Aim of the task =
Pick out each line of the records in which the word "Amplifer" appears.

Records for this task =

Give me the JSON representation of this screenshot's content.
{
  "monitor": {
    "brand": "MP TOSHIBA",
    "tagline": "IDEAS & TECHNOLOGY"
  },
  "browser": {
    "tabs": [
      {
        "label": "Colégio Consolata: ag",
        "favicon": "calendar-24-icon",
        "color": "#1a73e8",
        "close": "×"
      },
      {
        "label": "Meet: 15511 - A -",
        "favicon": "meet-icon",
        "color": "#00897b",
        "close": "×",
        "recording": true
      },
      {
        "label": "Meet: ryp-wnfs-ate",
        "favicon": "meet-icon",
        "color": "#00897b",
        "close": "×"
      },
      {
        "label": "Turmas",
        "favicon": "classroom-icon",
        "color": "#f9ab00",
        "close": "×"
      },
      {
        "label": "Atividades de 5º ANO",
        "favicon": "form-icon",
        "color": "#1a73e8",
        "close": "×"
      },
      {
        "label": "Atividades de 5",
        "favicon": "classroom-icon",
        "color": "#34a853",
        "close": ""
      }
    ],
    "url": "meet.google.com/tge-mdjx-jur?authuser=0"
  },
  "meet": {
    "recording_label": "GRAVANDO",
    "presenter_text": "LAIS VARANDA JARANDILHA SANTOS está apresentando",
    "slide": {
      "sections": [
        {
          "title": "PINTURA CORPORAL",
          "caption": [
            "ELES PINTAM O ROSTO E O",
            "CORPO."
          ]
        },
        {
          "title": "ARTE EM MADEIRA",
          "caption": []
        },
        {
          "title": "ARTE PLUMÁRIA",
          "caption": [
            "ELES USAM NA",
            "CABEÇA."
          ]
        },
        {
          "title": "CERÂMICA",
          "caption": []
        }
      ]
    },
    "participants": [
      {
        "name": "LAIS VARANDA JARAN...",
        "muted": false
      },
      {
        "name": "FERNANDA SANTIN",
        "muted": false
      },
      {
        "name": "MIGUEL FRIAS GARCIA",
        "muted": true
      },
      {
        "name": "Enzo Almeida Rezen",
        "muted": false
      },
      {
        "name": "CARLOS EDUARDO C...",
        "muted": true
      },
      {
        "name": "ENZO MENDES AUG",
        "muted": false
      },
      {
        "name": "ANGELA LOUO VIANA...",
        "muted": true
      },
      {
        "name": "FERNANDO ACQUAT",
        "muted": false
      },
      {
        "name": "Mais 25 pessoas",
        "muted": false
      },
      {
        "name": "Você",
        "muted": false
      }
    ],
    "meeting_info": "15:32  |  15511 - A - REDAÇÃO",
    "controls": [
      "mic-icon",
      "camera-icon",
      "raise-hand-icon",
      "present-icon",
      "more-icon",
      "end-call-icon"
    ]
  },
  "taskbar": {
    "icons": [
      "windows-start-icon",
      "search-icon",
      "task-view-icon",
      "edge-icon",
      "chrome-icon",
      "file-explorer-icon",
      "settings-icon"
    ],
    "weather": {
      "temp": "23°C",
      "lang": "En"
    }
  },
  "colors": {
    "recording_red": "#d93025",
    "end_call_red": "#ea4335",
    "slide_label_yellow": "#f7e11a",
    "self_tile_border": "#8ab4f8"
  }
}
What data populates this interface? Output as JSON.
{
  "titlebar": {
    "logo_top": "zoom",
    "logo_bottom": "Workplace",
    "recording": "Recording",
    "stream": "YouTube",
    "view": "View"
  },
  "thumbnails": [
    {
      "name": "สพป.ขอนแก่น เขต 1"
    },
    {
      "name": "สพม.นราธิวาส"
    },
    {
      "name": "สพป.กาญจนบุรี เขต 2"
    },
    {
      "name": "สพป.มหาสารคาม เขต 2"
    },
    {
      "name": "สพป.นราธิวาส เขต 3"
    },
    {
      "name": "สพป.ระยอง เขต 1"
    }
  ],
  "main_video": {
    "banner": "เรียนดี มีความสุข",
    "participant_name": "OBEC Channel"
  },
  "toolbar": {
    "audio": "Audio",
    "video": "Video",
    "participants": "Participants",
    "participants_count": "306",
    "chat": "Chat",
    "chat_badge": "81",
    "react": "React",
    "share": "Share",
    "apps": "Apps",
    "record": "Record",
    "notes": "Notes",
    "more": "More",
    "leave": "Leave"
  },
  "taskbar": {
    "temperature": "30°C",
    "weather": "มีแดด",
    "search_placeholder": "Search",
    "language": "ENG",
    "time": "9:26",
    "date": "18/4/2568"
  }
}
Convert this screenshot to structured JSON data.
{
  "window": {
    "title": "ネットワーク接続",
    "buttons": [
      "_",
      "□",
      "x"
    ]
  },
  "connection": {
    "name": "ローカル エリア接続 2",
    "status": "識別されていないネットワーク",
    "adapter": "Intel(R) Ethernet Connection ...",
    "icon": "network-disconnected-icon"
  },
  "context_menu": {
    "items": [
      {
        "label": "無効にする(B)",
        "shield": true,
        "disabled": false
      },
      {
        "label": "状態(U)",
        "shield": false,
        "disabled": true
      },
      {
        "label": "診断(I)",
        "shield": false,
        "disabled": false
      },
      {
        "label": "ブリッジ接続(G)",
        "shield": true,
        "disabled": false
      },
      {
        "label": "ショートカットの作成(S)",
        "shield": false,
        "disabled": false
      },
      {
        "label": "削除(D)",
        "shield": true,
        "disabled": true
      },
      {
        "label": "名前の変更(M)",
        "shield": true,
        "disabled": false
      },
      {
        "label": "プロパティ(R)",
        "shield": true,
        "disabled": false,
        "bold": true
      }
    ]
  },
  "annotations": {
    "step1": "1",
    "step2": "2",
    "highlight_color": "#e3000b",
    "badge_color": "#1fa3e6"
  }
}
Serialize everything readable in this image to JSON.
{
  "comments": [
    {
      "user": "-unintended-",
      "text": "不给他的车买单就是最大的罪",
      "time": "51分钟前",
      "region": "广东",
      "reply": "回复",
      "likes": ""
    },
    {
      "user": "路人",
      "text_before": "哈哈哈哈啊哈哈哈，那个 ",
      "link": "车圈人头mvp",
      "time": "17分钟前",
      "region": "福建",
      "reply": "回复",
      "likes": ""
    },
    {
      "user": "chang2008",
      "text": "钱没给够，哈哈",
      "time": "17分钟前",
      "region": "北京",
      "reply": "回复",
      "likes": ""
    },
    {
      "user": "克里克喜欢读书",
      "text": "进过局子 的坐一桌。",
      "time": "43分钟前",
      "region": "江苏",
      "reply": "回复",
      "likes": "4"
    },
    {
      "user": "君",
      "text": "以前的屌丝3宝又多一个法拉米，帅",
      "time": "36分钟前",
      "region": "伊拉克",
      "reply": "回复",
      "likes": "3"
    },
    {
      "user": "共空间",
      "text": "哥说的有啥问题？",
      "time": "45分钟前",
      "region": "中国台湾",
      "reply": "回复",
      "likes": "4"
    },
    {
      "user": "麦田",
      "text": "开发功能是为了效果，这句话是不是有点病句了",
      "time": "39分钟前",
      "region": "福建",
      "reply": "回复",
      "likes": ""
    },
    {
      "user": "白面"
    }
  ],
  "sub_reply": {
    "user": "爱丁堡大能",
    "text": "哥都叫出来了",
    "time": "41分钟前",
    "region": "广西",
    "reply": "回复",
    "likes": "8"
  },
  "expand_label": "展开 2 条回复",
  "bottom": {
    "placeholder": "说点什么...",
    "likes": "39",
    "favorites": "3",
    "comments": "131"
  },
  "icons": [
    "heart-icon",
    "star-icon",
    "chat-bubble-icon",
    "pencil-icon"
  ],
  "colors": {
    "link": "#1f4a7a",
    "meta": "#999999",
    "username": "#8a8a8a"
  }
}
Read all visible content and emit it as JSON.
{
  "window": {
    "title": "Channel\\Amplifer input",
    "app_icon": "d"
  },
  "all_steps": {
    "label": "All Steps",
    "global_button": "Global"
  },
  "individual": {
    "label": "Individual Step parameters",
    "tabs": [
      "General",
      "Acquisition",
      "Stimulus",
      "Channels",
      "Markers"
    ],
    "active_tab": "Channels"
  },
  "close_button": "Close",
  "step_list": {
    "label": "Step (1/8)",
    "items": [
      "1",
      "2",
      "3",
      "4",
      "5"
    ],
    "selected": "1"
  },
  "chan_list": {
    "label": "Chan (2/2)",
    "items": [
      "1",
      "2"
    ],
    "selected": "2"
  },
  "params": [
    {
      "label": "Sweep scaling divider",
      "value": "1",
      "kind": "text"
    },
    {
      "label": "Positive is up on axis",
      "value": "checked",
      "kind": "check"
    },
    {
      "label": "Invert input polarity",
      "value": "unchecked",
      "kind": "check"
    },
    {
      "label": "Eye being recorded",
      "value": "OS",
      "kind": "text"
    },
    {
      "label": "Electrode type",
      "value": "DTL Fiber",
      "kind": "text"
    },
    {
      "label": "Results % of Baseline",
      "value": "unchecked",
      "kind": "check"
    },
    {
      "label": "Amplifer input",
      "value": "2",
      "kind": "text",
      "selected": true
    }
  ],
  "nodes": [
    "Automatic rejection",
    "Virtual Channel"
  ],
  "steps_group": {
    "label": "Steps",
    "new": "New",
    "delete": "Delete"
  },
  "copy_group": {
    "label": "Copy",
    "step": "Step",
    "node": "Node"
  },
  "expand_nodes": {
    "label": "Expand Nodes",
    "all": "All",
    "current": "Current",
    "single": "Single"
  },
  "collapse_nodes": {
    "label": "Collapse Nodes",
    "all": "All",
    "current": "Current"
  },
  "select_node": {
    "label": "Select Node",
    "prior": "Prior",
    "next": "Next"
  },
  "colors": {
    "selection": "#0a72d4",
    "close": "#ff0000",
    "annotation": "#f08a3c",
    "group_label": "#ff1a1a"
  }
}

Final answer =
    "title": "Channel\\Amplifer input",
      "label": "Amplifer input",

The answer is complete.